> **To be done**
Write out each entry again. Keep every word exactly as it is.

Part of a data file
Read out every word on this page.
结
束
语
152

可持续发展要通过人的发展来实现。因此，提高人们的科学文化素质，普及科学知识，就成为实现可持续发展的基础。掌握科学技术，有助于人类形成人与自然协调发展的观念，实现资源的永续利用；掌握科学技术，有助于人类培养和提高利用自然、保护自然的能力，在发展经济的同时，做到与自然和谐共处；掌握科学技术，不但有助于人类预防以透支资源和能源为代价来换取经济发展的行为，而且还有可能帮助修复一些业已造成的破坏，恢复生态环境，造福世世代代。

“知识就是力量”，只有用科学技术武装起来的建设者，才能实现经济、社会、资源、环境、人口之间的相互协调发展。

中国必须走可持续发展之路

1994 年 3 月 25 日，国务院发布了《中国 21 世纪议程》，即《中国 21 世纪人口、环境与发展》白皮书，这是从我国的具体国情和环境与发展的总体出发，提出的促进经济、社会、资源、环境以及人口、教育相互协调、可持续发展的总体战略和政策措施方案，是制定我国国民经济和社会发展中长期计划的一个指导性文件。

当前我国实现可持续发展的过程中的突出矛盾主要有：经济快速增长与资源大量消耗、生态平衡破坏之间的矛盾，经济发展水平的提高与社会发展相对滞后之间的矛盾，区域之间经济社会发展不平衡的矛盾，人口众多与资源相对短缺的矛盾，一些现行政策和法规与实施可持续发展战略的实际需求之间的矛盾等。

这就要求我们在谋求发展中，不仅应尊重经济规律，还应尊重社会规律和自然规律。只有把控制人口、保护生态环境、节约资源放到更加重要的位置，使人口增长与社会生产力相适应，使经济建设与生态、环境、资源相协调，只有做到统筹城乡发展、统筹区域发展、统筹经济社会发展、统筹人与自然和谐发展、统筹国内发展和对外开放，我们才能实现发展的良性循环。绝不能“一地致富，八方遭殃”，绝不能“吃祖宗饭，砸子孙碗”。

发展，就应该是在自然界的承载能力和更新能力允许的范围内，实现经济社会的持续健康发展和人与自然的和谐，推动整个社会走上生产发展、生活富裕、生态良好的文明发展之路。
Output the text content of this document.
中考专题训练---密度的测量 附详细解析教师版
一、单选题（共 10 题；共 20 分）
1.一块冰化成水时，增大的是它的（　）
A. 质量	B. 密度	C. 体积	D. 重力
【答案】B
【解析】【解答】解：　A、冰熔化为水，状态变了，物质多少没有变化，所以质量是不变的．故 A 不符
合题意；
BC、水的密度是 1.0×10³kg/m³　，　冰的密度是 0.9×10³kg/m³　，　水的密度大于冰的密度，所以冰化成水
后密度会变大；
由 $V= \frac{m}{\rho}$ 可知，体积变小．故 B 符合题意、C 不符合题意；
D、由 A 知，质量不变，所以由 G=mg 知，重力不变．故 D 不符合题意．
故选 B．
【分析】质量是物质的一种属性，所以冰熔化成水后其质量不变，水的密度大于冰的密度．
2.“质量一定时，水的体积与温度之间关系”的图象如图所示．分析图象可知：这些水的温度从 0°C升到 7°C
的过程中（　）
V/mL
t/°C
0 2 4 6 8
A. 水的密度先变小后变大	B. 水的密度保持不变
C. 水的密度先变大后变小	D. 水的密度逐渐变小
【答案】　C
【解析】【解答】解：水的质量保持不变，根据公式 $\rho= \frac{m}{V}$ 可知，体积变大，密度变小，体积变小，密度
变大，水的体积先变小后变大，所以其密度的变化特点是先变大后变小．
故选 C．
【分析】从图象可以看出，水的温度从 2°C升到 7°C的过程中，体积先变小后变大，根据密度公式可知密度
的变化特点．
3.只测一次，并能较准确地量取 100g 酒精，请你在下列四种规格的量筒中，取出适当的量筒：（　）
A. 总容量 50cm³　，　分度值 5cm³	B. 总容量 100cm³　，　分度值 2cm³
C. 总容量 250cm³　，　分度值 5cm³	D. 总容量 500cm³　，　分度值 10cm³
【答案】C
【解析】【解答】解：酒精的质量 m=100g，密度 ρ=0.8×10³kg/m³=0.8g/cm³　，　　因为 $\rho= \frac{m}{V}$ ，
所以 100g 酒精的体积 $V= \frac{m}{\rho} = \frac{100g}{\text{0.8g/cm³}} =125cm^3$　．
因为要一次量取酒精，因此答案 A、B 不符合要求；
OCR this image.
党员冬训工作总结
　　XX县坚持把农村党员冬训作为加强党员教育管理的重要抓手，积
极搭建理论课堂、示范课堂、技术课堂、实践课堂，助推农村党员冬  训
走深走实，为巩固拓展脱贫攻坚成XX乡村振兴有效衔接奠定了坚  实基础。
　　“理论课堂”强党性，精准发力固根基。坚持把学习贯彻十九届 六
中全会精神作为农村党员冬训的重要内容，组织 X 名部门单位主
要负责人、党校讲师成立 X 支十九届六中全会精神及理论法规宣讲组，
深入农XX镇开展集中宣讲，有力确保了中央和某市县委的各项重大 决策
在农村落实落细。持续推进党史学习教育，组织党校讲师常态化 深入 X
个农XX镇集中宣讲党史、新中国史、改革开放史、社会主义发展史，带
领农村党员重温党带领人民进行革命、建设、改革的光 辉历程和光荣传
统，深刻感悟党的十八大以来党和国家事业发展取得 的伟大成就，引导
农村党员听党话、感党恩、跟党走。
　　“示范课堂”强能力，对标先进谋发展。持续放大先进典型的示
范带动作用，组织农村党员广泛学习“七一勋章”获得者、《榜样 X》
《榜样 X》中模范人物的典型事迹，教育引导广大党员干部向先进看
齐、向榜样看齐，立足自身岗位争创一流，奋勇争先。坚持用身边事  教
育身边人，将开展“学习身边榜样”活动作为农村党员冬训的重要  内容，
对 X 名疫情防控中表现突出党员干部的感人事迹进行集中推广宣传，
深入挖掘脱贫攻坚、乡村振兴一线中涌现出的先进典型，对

> **Result**
Read out every word on this page.
结
束
语
152

可持续发展要通过人的发展来实现。因此，提高人们的科学文化素质，普及科学知识，就成为实现可持续发展的基础。掌握科学技术，有助于人类形成人与自然协调发展的观念，实现资源的永续利用；掌握科学技术，有助于人类培养和提高利用自然、保护自然的能力，在发展经济的同时，做到与自然和谐共处；掌握科学技术，不但有助于人类预防以透支资源和能源为代价来换取经济发展的行为，而且还有可能帮助修复一些业已造成的破坏，恢复生态环境，造福世世代代。

“知识就是力量”，只有用科学技术武装起来的建设者，才能实现经济、社会、资源、环境、人口之间的相互协调发展。

中国必须走可持续发展之路

1994 年 3 月 25 日，国务院发布了《中国 21 世纪议程》，即《中国 21 世纪人口、环境与发展》白皮书，这是从我国的具体国情和环境与发展的总体出发，提出的促进经济、社会、资源、环境以及人口、教育相互协调、可持续发展的总体战略和政策措施方案，是制定我国国民经济和社会发展中长期计划的一个指导性文件。

当前我国实现可持续发展的过程中的突出矛盾主要有：经济快速增长与资源大量消耗、生态平衡破坏之间的矛盾，经济发展水平的提高与社会发展相对滞后之间的矛盾，区域之间经济社会发展不平衡的矛盾，人口众多与资源相对短缺的矛盾，一些现行政策和法规与实施可持续发展战略的实际需求之间的矛盾等。

这就要求我们在谋求发展中，不仅应尊重经济规律，还应尊重社会规律和自然规律。只有把控制人口、保护生态环境、节约资源放到更加重要的位置，使人口增长与社会生产力相适应，使经济建设与生态、环境、资源相协调，只有做到统筹城乡发展、统筹区域发展、统筹经济社会发展、统筹人与自然和谐发展、统筹国内发展和对外开放，我们才能实现发展的良性循环。绝不能“一地致富，八方遭殃”，绝不能“吃祖宗饭，砸子孙碗”。

发展，就应该是在自然界的承载能力和更新能力允许的范围内，实现经济社会的持续健康发展和人与自然的和谐，推动整个社会走上生产发展、生活富裕、生态良好的文明发展之路。
Output the text content of this document.
中考专题训练---密度的测量 附详细解析教师版
一、单选题（共 10 题；共 20 分）
1.一块冰化成水时，增大的是它的（　）
A. 质量	B. 密度	C. 体积	D. 重力
【答案】B
【解析】【解答】解：　A、冰熔化为水，状态变了，物质多少没有变化，所以质量是不变的．故 A 不符
合题意；
BC、水的密度是 1.0×10³kg/m³　，　冰的密度是 0.9×10³kg/m³　，　水的密度大于冰的密度，所以冰化成水
后密度会变大；
由 $V= \frac{m}{\rho}$ 可知，体积变小．故 B 符合题意、C 不符合题意；
D、由 A 知，质量不变，所以由 G=mg 知，重力不变．故 D 不符合题意．
故选 B．
【分析】质量是物质的一种属性，所以冰熔化成水后其质量不变，水的密度大于冰的密度．
2.“质量一定时，水的体积与温度之间关系”的图象如图所示．分析图象可知：这些水的温度从 0°C升到 7°C
的过程中（　）
V/mL
t/°C
0 2 4 6 8
A. 水的密度先变小后变大	B. 水的密度保持不变
C. 水的密度先变大后变小	D. 水的密度逐渐变小
【答案】　C
【解析】【解答】解：水的质量保持不变，根据公式 $\rho= \frac{m}{V}$ 可知，体积变大，密度变小，体积变小，密度
变大，水的体积先变小后变大，所以其密度的变化特点是先变大后变小．
故选 C．
【分析】从图象可以看出，水的温度从 2°C升到 7°C的过程中，体积先变小后变大，根据密度公式可知密度
的变化特点．
3.只测一次，并能较准确地量取 100g 酒精，请你在下列四种规格的量筒中，取出适当的量筒：（　）
A. 总容量 50cm³　，　分度值 5cm³	B. 总容量 100cm³　，　分度值 2cm³
C. 总容量 250cm³　，　分度值 5cm³	D. 总容量 500cm³　，　分度值 10cm³
【答案】C
【解析】【解答】解：酒精的质量 m=100g，密度 ρ=0.8×10³kg/m³=0.8g/cm³　，　　因为 $\rho= \frac{m}{V}$ ，
所以 100g 酒精的体积 $V= \frac{m}{\rho} = \frac{100g}{\text{0.8g/cm³}} =125cm^3$　．
因为要一次量取酒精，因此答案 A、B 不符合要求；
OCR this image.
党员冬训工作总结
　　XX县坚持把农村党员冬训作为加强党员教育管理的重要抓手，积
极搭建理论课堂、示范课堂、技术课堂、实践课堂，助推农村党员冬  训
走深走实，为巩固拓展脱贫攻坚成XX乡村振兴有效衔接奠定了坚  实基础。
　　“理论课堂”强党性，精准发力固根基。坚持把学习贯彻十九届 六
中全会精神作为农村党员冬训的重要内容，组织 X 名部门单位主
要负责人、党校讲师成立 X 支十九届六中全会精神及理论法规宣讲组，
深入农XX镇开展集中宣讲，有力确保了中央和某市县委的各项重大 决策
在农村落实落细。持续推进党史学习教育，组织党校讲师常态化 深入 X
个农XX镇集中宣讲党史、新中国史、改革开放史、社会主义发展史，带
领农村党员重温党带领人民进行革命、建设、改革的光 辉历程和光荣传
统，深刻感悟党的十八大以来党和国家事业发展取得 的伟大成就，引导
农村党员听党话、感党恩、跟党走。
　　“示范课堂”强能力，对标先进谋发展。持续放大先进典型的示
范带动作用，组织农村党员广泛学习“七一勋章”获得者、《榜样 X》
《榜样 X》中模范人物的典型事迹，教育引导广大党员干部向先进看
齐、向榜样看齐，立足自身岗位争创一流，奋勇争先。坚持用身边事  教
育身边人，将开展“学习身边榜样”活动作为农村党员冬训的重要  内容，
对 X 名疫情防控中表现突出党员干部的感人事迹进行集中推广宣传，
深入挖掘脱贫攻坚、乡村振兴一线中涌现出的先进典型，对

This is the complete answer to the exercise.